Exercise directions
Only the pictures stay out; every record is to be quoted exactly.

Dataset excerpts

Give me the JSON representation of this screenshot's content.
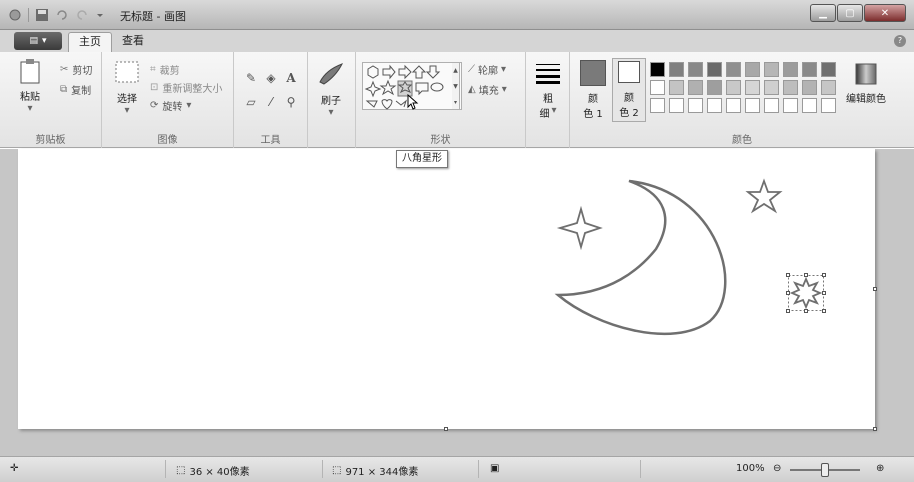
{
  "window": {
    "title": "无标题 - 画图"
  },
  "tabs": {
    "home": "主页",
    "view": "查看"
  },
  "ribbon": {
    "clipboard": {
      "label": "剪贴板",
      "paste": "粘贴",
      "cut": "剪切",
      "copy": "复制"
    },
    "image": {
      "label": "图像",
      "select": "选择",
      "crop": "裁剪",
      "resize": "重新调整大小",
      "rotate": "旋转"
    },
    "tools": {
      "label": "工具"
    },
    "brushes": {
      "label": "刷子"
    },
    "shapes": {
      "label": "形状",
      "outline": "轮廓",
      "fill": "填充"
    },
    "size": {
      "label_line1": "粗",
      "label_line2": "细"
    },
    "colors": {
      "label": "颜色",
      "color1_line1": "颜",
      "color1_line2": "色 1",
      "color2_line1": "颜",
      "color2_line2": "色 2",
      "edit": "编辑颜色",
      "color1_value": "#7a7a7a",
      "color2_value": "#ffffff",
      "palette_row1": [
        "#000000",
        "#7f7f7f",
        "#888888",
        "#6a6a6a",
        "#8f8f8f",
        "#a8a8a8",
        "#b6b6b6",
        "#9c9c9c",
        "#8a8a8a",
        "#6f6f6f"
      ],
      "palette_row2": [
        "#ffffff",
        "#c3c3c3",
        "#b0b0b0",
        "#9e9e9e",
        "#c8c8c8",
        "#d5d5d5",
        "#cfcfcf",
        "#bdbdbd",
        "#b3b3b3",
        "#c6c6c6"
      ]
    }
  },
  "tooltip": {
    "text": "八角星形"
  },
  "statusbar": {
    "selection_size": "36 × 40像素",
    "canvas_size": "971 × 344像素",
    "zoom": "100%",
    "zoom_level": 1.0
  }
}
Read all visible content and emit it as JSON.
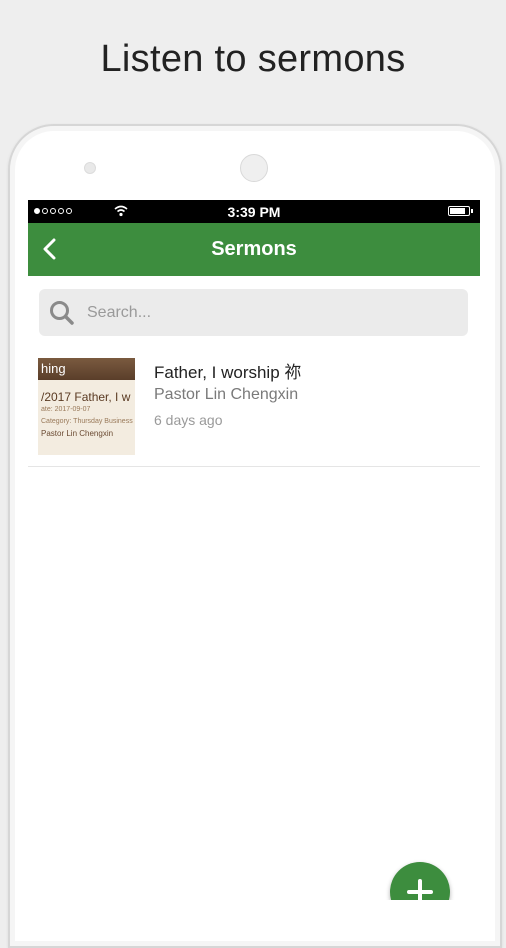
{
  "headline": "Listen to sermons",
  "status_bar": {
    "time": "3:39 PM",
    "signal_icon": "signal-dots-icon",
    "wifi_icon": "wifi-icon",
    "battery_icon": "battery-icon"
  },
  "app_bar": {
    "title": "Sermons",
    "back_icon": "chevron-left-icon",
    "color": "#3d8d3e"
  },
  "search": {
    "placeholder": "Search...",
    "value": "",
    "icon": "search-icon"
  },
  "sermons": [
    {
      "title": "Father, I worship 祢",
      "author": "Pastor Lin Chengxin",
      "time": "6 days ago",
      "thumbnail": {
        "band_text": "hing",
        "line1": "/2017 Father, I w",
        "line2": "ate: 2017-09-07",
        "line3": "Category: Thursday Business",
        "line4": "Pastor Lin Chengxin"
      }
    }
  ],
  "fab": {
    "icon": "plus-icon",
    "color": "#3d8d3e"
  }
}
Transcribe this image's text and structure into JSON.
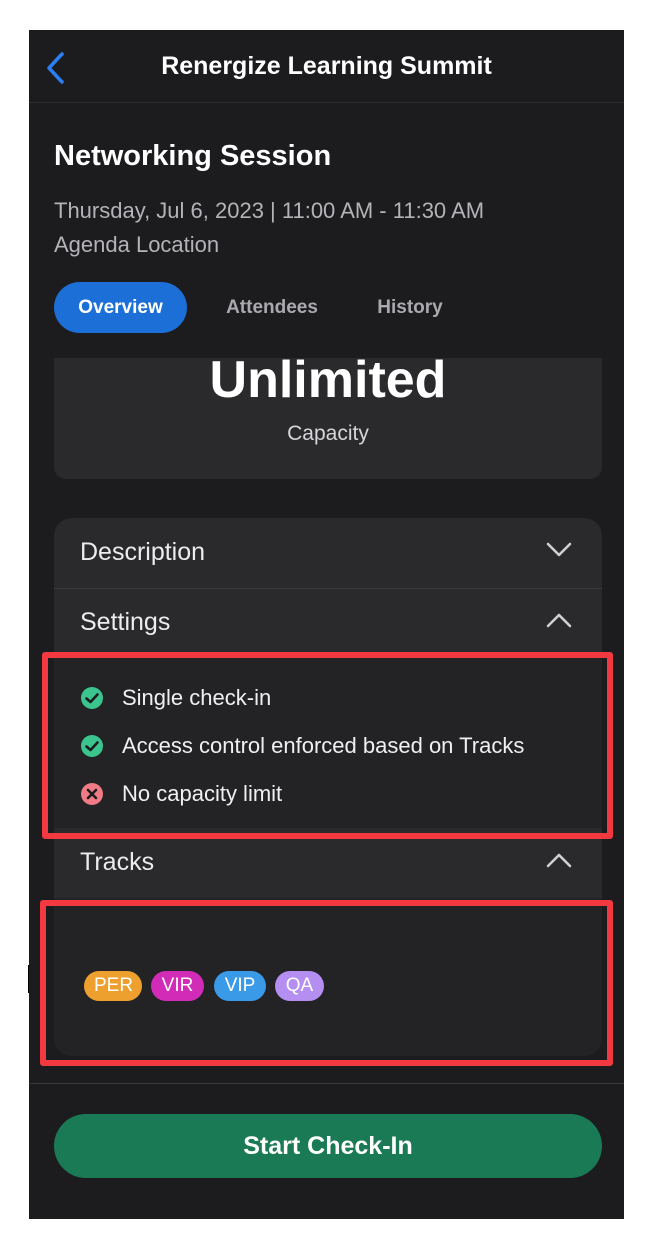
{
  "header": {
    "title": "Renergize Learning Summit",
    "back_icon": "chevron-left-icon",
    "accent": "#1b6fd6"
  },
  "session": {
    "title": "Networking Session",
    "date_time": "Thursday, Jul 6, 2023 | 11:00 AM - 11:30 AM",
    "location": "Agenda Location"
  },
  "tabs": [
    {
      "label": "Overview",
      "active": true
    },
    {
      "label": "Attendees",
      "active": false
    },
    {
      "label": "History",
      "active": false
    }
  ],
  "capacity": {
    "value": "Unlimited",
    "label": "Capacity"
  },
  "sections": {
    "description": {
      "label": "Description",
      "expanded": false
    },
    "settings": {
      "label": "Settings",
      "expanded": true,
      "items": [
        {
          "text": "Single check-in",
          "status": "enabled",
          "icon": "check-circle-icon",
          "color": "#3cc48f"
        },
        {
          "text": "Access control enforced based on Tracks",
          "status": "enabled",
          "icon": "check-circle-icon",
          "color": "#3cc48f"
        },
        {
          "text": "No capacity limit",
          "status": "disabled",
          "icon": "x-circle-icon",
          "color": "#f07a86"
        }
      ]
    },
    "tracks": {
      "label": "Tracks",
      "expanded": true,
      "items": [
        {
          "label": "PER",
          "color": "#eda02e"
        },
        {
          "label": "VIR",
          "color": "#d22bb8"
        },
        {
          "label": "VIP",
          "color": "#3b9ae8"
        },
        {
          "label": "QA",
          "color": "#b48ef0"
        }
      ]
    }
  },
  "footer": {
    "button_label": "Start Check-In",
    "button_color": "#1a7a55"
  },
  "highlight_color": "#f1393f"
}
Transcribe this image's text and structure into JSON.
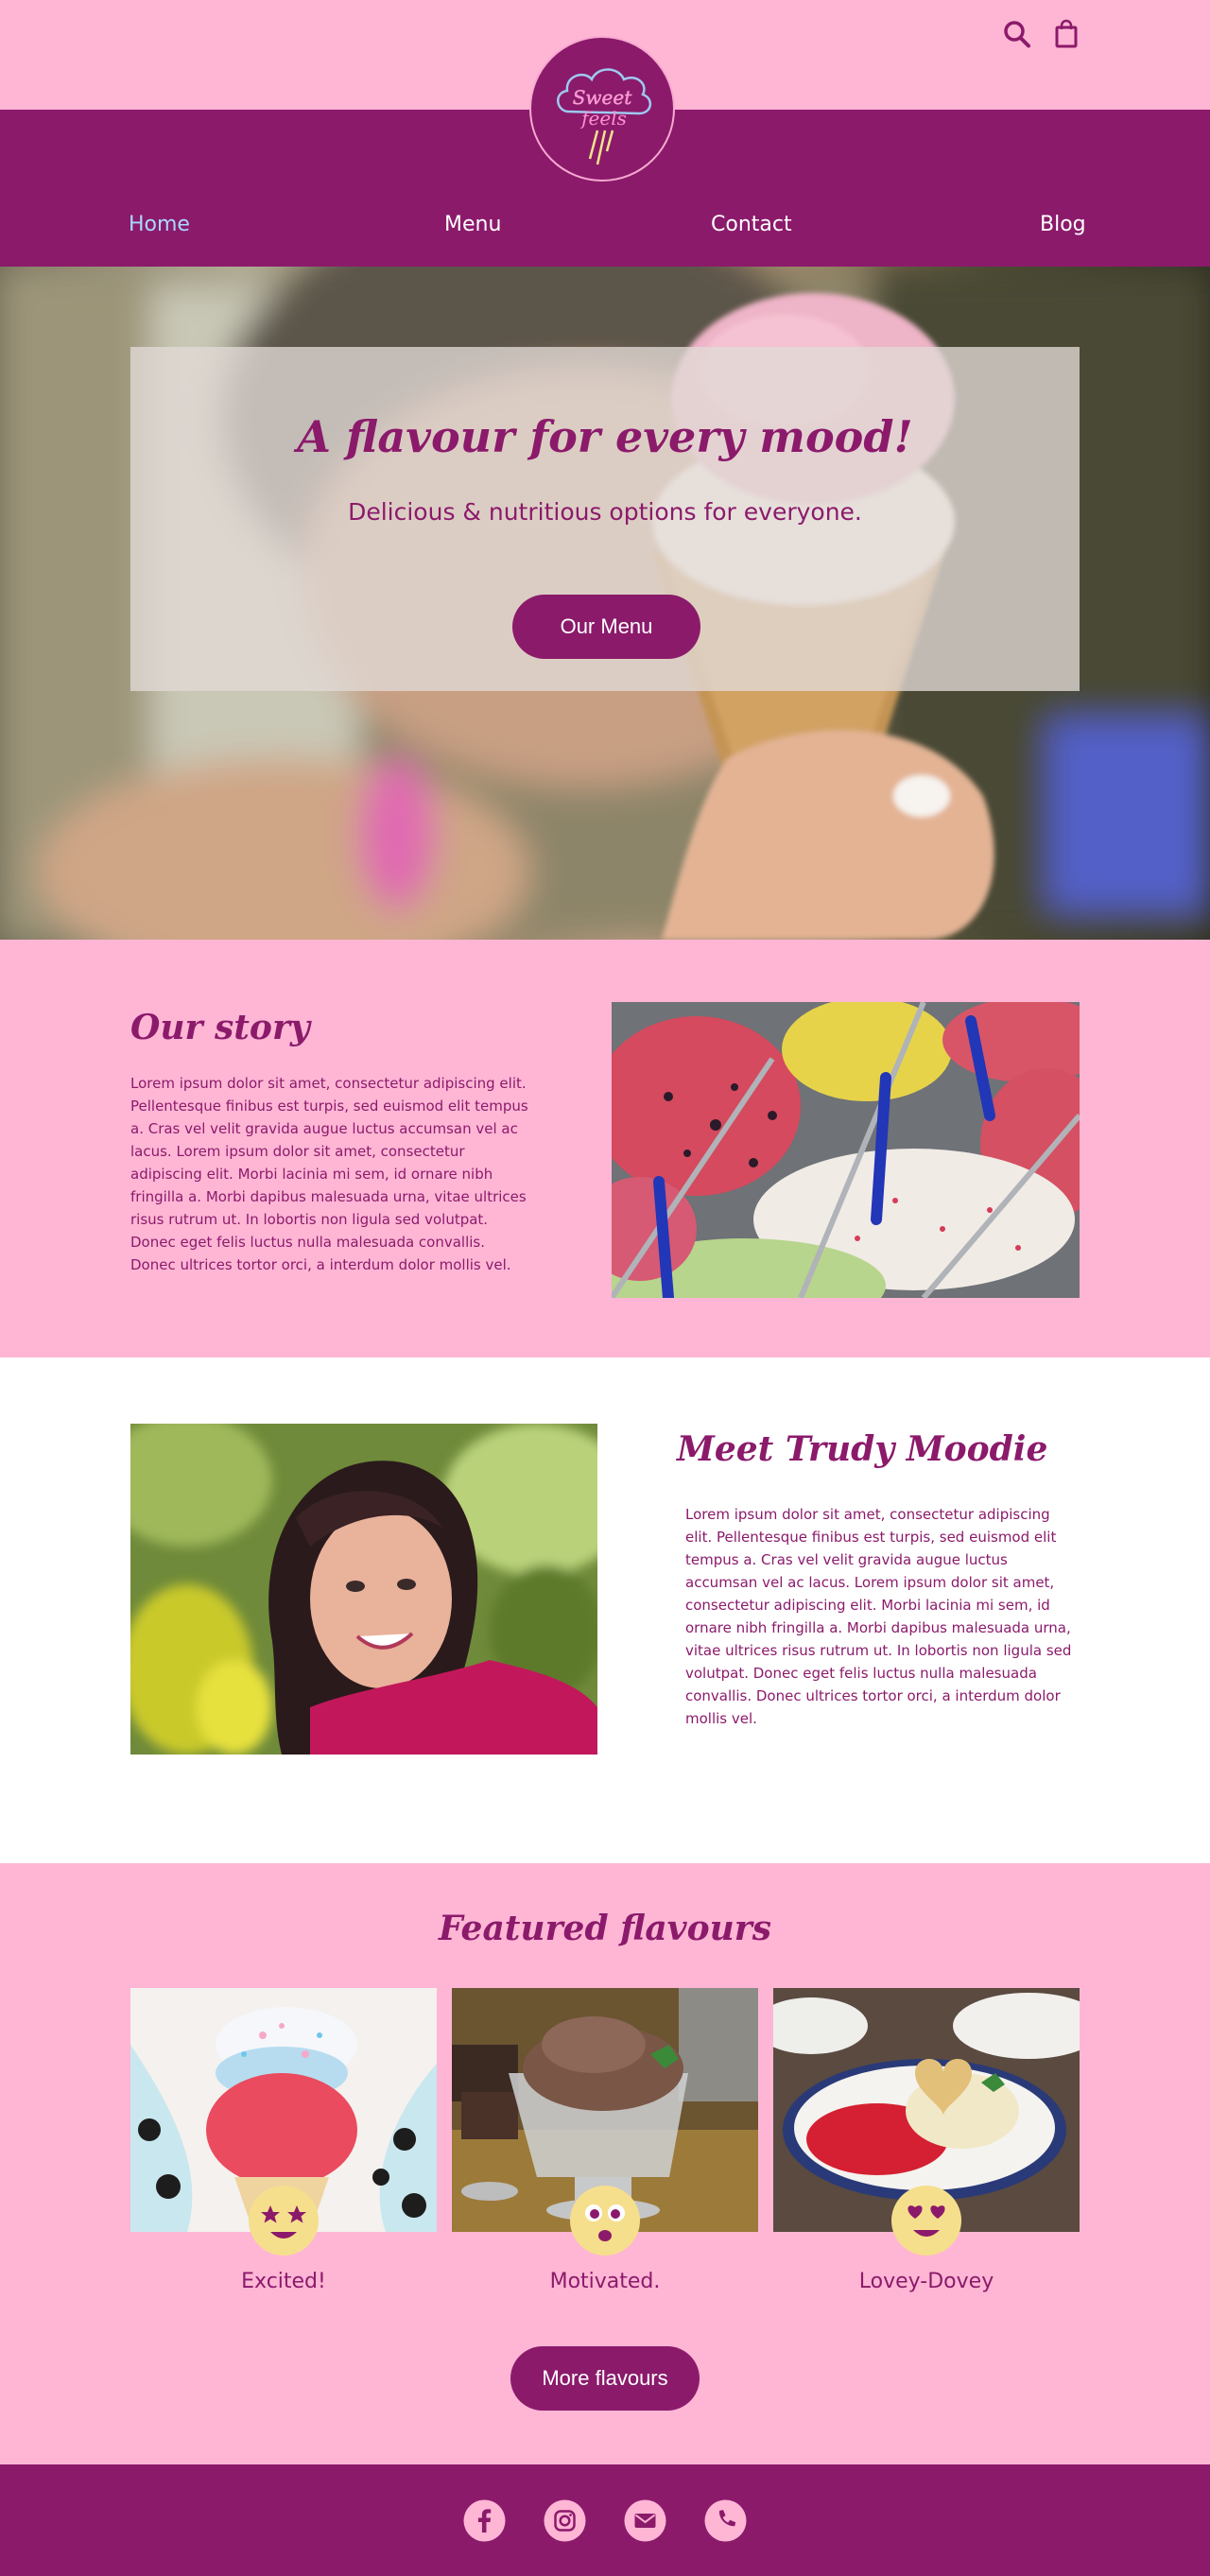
{
  "header": {
    "search_icon": "search-icon",
    "cart_icon": "shopping-bag-icon",
    "logo_text_line1": "Sweet",
    "logo_text_line2": "feels"
  },
  "nav": {
    "items": [
      {
        "label": "Home",
        "active": true
      },
      {
        "label": "Menu",
        "active": false
      },
      {
        "label": "Contact",
        "active": false
      },
      {
        "label": "Blog",
        "active": false
      }
    ]
  },
  "hero": {
    "title": "A flavour for every mood!",
    "subtitle": "Delicious & nutritious options for everyone.",
    "button_label": "Our Menu"
  },
  "story": {
    "title": "Our story",
    "text": "Lorem ipsum dolor sit amet, consectetur adipiscing elit. Pellentesque finibus est turpis, sed euismod elit tempus a. Cras vel velit gravida augue luctus accumsan vel ac lacus. Lorem ipsum dolor sit amet, consectetur adipiscing elit. Morbi lacinia mi sem, id ornare nibh fringilla a. Morbi dapibus malesuada urna, vitae ultrices risus rutrum ut. In lobortis non ligula sed volutpat. Donec eget felis luctus nulla malesuada convallis. Donec ultrices tortor orci, a interdum dolor mollis vel."
  },
  "trudy": {
    "title": "Meet Trudy Moodie",
    "text": "Lorem ipsum dolor sit amet, consectetur adipiscing elit. Pellentesque finibus est turpis, sed euismod elit tempus a. Cras vel velit gravida augue luctus accumsan vel ac lacus. Lorem ipsum dolor sit amet, consectetur adipiscing elit. Morbi lacinia mi sem, id ornare nibh fringilla a. Morbi dapibus malesuada urna, vitae ultrices risus rutrum ut. In lobortis non ligula sed volutpat. Donec eget felis luctus nulla malesuada convallis. Donec ultrices tortor orci, a interdum dolor mollis vel."
  },
  "featured": {
    "title": "Featured flavours",
    "cards": [
      {
        "label": "Excited!",
        "emoji": "star-eyes-emoji"
      },
      {
        "label": "Motivated.",
        "emoji": "wide-eyes-emoji"
      },
      {
        "label": "Lovey-Dovey",
        "emoji": "heart-eyes-emoji"
      }
    ],
    "more_label": "More flavours"
  },
  "footer": {
    "social": [
      "facebook-icon",
      "instagram-icon",
      "mail-icon",
      "phone-icon"
    ]
  },
  "colors": {
    "brand_purple": "#8b1a6b",
    "pink_background": "#ffb6d5",
    "active_nav": "#a9d8ff",
    "emoji_yellow": "#f6df8c"
  }
}
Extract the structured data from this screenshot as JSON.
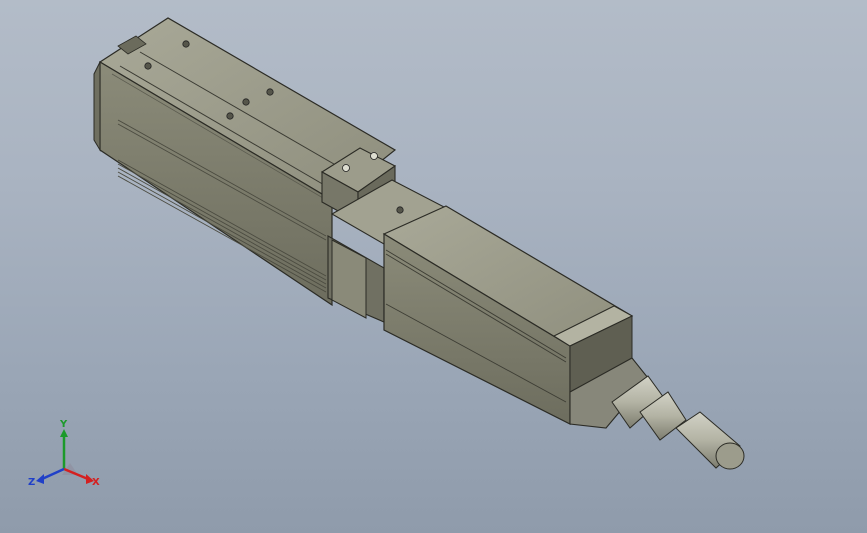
{
  "viewport": {
    "background_top": "#b3bcc8",
    "background_bottom": "#8f9bab"
  },
  "model": {
    "body_color": "#8a8a78",
    "edge_color": "#2b2b25",
    "cable_color": "#b5b5a6"
  },
  "triad": {
    "x_label": "X",
    "y_label": "Y",
    "z_label": "Z",
    "x_color": "#d42020",
    "y_color": "#1c9a2a",
    "z_color": "#2040c8"
  }
}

Problem solution
Give me the JSON representation of this screenshot's content.
{
  "window": {
    "title": "无标题 - 画图"
  },
  "tabs": {
    "home": "主页",
    "view": "查看"
  },
  "ribbon": {
    "clipboard": {
      "label": "剪贴板",
      "paste": "粘贴",
      "cut": "剪切",
      "copy": "复制"
    },
    "image": {
      "label": "图像",
      "select": "选择",
      "crop": "裁剪",
      "resize": "重新调整大小",
      "rotate": "旋转"
    },
    "tools": {
      "label": "工具"
    },
    "brushes": {
      "label": "刷子"
    },
    "shapes": {
      "label": "形状",
      "outline": "轮廓",
      "fill": "填充"
    },
    "size": {
      "label_line1": "粗",
      "label_line2": "细"
    },
    "colors": {
      "label": "颜色",
      "color1_line1": "颜",
      "color1_line2": "色 1",
      "color2_line1": "颜",
      "color2_line2": "色 2",
      "edit": "编辑颜色",
      "color1_value": "#7a7a7a",
      "color2_value": "#ffffff",
      "palette_row1": [
        "#000000",
        "#7f7f7f",
        "#888888",
        "#6a6a6a",
        "#8f8f8f",
        "#a8a8a8",
        "#b6b6b6",
        "#9c9c9c",
        "#8a8a8a",
        "#6f6f6f"
      ],
      "palette_row2": [
        "#ffffff",
        "#c3c3c3",
        "#b0b0b0",
        "#9e9e9e",
        "#c8c8c8",
        "#d5d5d5",
        "#cfcfcf",
        "#bdbdbd",
        "#b3b3b3",
        "#c6c6c6"
      ]
    }
  },
  "tooltip": {
    "text": "八角星形"
  },
  "statusbar": {
    "selection_size": "36 × 40像素",
    "canvas_size": "971 × 344像素",
    "zoom": "100%",
    "zoom_level": 1.0
  }
}
Read all visible content and emit it as JSON.
{
  "headline": "Listen to sermons",
  "status_bar": {
    "time": "3:39 PM",
    "signal_icon": "signal-dots-icon",
    "wifi_icon": "wifi-icon",
    "battery_icon": "battery-icon"
  },
  "app_bar": {
    "title": "Sermons",
    "back_icon": "chevron-left-icon",
    "color": "#3d8d3e"
  },
  "search": {
    "placeholder": "Search...",
    "value": "",
    "icon": "search-icon"
  },
  "sermons": [
    {
      "title": "Father, I worship 祢",
      "author": "Pastor Lin Chengxin",
      "time": "6 days ago",
      "thumbnail": {
        "band_text": "hing",
        "line1": "/2017 Father, I w",
        "line2": "ate: 2017-09-07",
        "line3": "Category: Thursday Business",
        "line4": "Pastor Lin Chengxin"
      }
    }
  ],
  "fab": {
    "icon": "plus-icon",
    "color": "#3d8d3e"
  }
}
Transcribe this image's text and structure into JSON.
{
  "header": {
    "title": "Renergize Learning Summit",
    "back_icon": "chevron-left-icon",
    "accent": "#1b6fd6"
  },
  "session": {
    "title": "Networking Session",
    "date_time": "Thursday, Jul 6, 2023 | 11:00 AM - 11:30 AM",
    "location": "Agenda Location"
  },
  "tabs": [
    {
      "label": "Overview",
      "active": true
    },
    {
      "label": "Attendees",
      "active": false
    },
    {
      "label": "History",
      "active": false
    }
  ],
  "capacity": {
    "value": "Unlimited",
    "label": "Capacity"
  },
  "sections": {
    "description": {
      "label": "Description",
      "expanded": false
    },
    "settings": {
      "label": "Settings",
      "expanded": true,
      "items": [
        {
          "text": "Single check-in",
          "status": "enabled",
          "icon": "check-circle-icon",
          "color": "#3cc48f"
        },
        {
          "text": "Access control enforced based on Tracks",
          "status": "enabled",
          "icon": "check-circle-icon",
          "color": "#3cc48f"
        },
        {
          "text": "No capacity limit",
          "status": "disabled",
          "icon": "x-circle-icon",
          "color": "#f07a86"
        }
      ]
    },
    "tracks": {
      "label": "Tracks",
      "expanded": true,
      "items": [
        {
          "label": "PER",
          "color": "#eda02e"
        },
        {
          "label": "VIR",
          "color": "#d22bb8"
        },
        {
          "label": "VIP",
          "color": "#3b9ae8"
        },
        {
          "label": "QA",
          "color": "#b48ef0"
        }
      ]
    }
  },
  "footer": {
    "button_label": "Start Check-In",
    "button_color": "#1a7a55"
  },
  "highlight_color": "#f1393f"
}
Transcribe this image's text and structure into JSON.
{
  "header": {
    "search_icon": "search-icon",
    "cart_icon": "shopping-bag-icon",
    "logo_text_line1": "Sweet",
    "logo_text_line2": "feels"
  },
  "nav": {
    "items": [
      {
        "label": "Home",
        "active": true
      },
      {
        "label": "Menu",
        "active": false
      },
      {
        "label": "Contact",
        "active": false
      },
      {
        "label": "Blog",
        "active": false
      }
    ]
  },
  "hero": {
    "title": "A flavour for every mood!",
    "subtitle": "Delicious & nutritious options for everyone.",
    "button_label": "Our Menu"
  },
  "story": {
    "title": "Our story",
    "text": "Lorem ipsum dolor sit amet, consectetur adipiscing elit. Pellentesque finibus est turpis, sed euismod elit tempus a. Cras vel velit gravida augue luctus accumsan vel ac lacus. Lorem ipsum dolor sit amet, consectetur adipiscing elit. Morbi lacinia mi sem, id ornare nibh fringilla a. Morbi dapibus malesuada urna, vitae ultrices risus rutrum ut. In lobortis non ligula sed volutpat. Donec eget felis luctus nulla malesuada convallis. Donec ultrices tortor orci, a interdum dolor mollis vel."
  },
  "trudy": {
    "title": "Meet Trudy Moodie",
    "text": "Lorem ipsum dolor sit amet, consectetur adipiscing elit. Pellentesque finibus est turpis, sed euismod elit tempus a. Cras vel velit gravida augue luctus accumsan vel ac lacus. Lorem ipsum dolor sit amet, consectetur adipiscing elit. Morbi lacinia mi sem, id ornare nibh fringilla a. Morbi dapibus malesuada urna, vitae ultrices risus rutrum ut. In lobortis non ligula sed volutpat. Donec eget felis luctus nulla malesuada convallis. Donec ultrices tortor orci, a interdum dolor mollis vel."
  },
  "featured": {
    "title": "Featured flavours",
    "cards": [
      {
        "label": "Excited!",
        "emoji": "star-eyes-emoji"
      },
      {
        "label": "Motivated.",
        "emoji": "wide-eyes-emoji"
      },
      {
        "label": "Lovey-Dovey",
        "emoji": "heart-eyes-emoji"
      }
    ],
    "more_label": "More flavours"
  },
  "footer": {
    "social": [
      "facebook-icon",
      "instagram-icon",
      "mail-icon",
      "phone-icon"
    ]
  },
  "colors": {
    "brand_purple": "#8b1a6b",
    "pink_background": "#ffb6d5",
    "active_nav": "#a9d8ff",
    "emoji_yellow": "#f6df8c"
  }
}
Extract the structured data from this screenshot as JSON.
{
  "viewport": {
    "background_top": "#b3bcc8",
    "background_bottom": "#8f9bab"
  },
  "model": {
    "body_color": "#8a8a78",
    "edge_color": "#2b2b25",
    "cable_color": "#b5b5a6"
  },
  "triad": {
    "x_label": "X",
    "y_label": "Y",
    "z_label": "Z",
    "x_color": "#d42020",
    "y_color": "#1c9a2a",
    "z_color": "#2040c8"
  }
}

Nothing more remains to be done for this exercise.